** EXERCISE GOAL **
In the entries that follow, how many lines hold the string "Eustatius"? Give only that number.

** Begin DATASET EXTRACT **

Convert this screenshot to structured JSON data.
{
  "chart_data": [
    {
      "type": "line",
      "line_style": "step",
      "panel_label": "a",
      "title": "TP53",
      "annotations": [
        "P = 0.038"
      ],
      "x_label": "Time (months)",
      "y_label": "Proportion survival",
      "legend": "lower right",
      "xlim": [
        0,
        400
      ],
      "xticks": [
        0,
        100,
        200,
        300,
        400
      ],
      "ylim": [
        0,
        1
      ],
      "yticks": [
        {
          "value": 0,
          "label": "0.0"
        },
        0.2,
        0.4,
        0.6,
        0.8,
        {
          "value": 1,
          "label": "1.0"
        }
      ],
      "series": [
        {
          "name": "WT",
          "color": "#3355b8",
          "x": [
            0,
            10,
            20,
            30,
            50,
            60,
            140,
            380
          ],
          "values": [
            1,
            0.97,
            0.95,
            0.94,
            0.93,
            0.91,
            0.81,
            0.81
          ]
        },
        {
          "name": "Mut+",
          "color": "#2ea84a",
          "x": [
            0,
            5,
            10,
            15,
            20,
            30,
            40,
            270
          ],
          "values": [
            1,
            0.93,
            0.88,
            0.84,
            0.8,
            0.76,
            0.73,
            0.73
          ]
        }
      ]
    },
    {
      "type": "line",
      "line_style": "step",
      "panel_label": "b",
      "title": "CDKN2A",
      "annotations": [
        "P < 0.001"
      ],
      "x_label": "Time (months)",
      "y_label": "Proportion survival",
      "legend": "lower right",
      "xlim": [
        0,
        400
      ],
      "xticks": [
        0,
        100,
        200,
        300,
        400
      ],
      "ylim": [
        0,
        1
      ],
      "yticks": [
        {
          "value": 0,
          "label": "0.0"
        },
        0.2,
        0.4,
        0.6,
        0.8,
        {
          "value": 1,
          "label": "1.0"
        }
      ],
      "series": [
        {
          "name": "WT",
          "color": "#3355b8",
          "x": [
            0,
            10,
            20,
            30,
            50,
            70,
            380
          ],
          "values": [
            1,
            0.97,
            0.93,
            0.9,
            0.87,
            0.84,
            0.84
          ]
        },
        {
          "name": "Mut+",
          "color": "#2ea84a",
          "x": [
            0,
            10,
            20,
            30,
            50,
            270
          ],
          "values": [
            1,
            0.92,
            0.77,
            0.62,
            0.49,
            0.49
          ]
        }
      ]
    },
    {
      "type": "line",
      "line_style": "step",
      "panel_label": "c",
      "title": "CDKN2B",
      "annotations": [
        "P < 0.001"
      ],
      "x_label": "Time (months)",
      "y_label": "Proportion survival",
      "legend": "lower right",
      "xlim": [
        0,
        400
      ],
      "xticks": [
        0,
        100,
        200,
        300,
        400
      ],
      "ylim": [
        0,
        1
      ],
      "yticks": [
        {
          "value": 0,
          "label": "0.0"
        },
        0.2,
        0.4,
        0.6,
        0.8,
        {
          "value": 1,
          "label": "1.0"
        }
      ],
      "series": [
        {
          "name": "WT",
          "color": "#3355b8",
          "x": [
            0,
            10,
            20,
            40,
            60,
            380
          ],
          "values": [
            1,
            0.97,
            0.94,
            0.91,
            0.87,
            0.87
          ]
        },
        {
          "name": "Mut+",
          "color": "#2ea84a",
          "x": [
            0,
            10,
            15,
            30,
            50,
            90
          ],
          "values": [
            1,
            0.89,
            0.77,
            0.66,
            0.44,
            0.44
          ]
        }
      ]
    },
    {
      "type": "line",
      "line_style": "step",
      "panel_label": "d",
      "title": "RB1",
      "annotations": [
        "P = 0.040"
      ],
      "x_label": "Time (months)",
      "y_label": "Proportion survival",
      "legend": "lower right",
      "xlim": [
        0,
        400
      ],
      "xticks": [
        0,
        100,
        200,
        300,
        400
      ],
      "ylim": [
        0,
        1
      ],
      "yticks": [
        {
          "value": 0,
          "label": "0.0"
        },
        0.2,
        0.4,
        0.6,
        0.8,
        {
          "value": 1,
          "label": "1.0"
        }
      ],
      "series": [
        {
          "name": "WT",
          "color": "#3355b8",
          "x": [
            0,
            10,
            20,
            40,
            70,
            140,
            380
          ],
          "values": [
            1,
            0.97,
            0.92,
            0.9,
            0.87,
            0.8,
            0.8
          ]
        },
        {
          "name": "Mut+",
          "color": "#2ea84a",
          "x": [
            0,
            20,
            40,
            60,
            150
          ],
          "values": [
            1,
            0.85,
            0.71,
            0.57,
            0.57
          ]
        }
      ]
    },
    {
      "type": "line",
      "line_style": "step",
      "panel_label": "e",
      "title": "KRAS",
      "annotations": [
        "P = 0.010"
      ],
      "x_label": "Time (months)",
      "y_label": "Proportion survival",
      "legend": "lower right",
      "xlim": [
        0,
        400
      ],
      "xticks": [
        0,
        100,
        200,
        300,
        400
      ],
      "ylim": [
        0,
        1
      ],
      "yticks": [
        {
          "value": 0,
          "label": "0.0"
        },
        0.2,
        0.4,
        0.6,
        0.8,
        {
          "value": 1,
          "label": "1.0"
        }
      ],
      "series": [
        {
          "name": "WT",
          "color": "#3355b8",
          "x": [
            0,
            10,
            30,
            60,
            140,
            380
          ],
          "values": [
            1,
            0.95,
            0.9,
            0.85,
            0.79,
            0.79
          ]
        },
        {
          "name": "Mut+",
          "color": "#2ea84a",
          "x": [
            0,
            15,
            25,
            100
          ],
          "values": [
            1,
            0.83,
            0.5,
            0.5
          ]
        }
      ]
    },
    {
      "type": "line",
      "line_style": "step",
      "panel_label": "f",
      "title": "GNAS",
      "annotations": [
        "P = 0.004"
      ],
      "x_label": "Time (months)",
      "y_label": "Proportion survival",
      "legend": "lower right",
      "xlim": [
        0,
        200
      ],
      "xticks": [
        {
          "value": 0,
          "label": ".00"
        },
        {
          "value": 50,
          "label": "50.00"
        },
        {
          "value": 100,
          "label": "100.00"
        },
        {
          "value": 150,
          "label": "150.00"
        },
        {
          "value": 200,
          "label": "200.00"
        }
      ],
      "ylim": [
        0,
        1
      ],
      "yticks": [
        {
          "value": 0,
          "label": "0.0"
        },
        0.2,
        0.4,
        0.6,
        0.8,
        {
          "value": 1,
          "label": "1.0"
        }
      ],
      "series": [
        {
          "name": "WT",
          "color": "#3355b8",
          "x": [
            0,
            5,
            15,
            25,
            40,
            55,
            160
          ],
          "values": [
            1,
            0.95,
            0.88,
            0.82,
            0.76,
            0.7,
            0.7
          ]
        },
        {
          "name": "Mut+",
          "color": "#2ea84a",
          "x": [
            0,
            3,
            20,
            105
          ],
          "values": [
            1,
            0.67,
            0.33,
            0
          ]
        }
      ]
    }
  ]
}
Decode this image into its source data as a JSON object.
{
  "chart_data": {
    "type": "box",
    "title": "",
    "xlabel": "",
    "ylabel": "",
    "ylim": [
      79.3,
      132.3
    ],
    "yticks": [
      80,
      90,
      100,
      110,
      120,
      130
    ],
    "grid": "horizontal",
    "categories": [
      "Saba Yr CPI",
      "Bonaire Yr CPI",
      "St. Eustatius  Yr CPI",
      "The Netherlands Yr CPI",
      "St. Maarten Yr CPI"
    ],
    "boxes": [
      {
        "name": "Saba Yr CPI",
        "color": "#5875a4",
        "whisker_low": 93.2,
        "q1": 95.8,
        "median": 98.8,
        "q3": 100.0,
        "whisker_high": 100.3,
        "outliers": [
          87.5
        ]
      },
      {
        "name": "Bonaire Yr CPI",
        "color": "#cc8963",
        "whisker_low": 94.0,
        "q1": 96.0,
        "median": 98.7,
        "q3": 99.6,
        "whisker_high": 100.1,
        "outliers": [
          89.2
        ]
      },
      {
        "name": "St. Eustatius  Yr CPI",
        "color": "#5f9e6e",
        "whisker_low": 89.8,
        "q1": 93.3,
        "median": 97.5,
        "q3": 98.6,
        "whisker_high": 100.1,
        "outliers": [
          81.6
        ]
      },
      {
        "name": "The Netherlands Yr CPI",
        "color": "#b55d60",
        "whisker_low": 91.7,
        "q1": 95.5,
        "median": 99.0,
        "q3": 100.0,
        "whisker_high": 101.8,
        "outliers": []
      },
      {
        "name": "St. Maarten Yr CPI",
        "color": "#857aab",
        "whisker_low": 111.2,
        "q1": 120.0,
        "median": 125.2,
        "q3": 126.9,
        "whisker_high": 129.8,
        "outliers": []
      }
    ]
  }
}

** End DATASET EXTRACT **

** PROBLEM SOLUTION **
2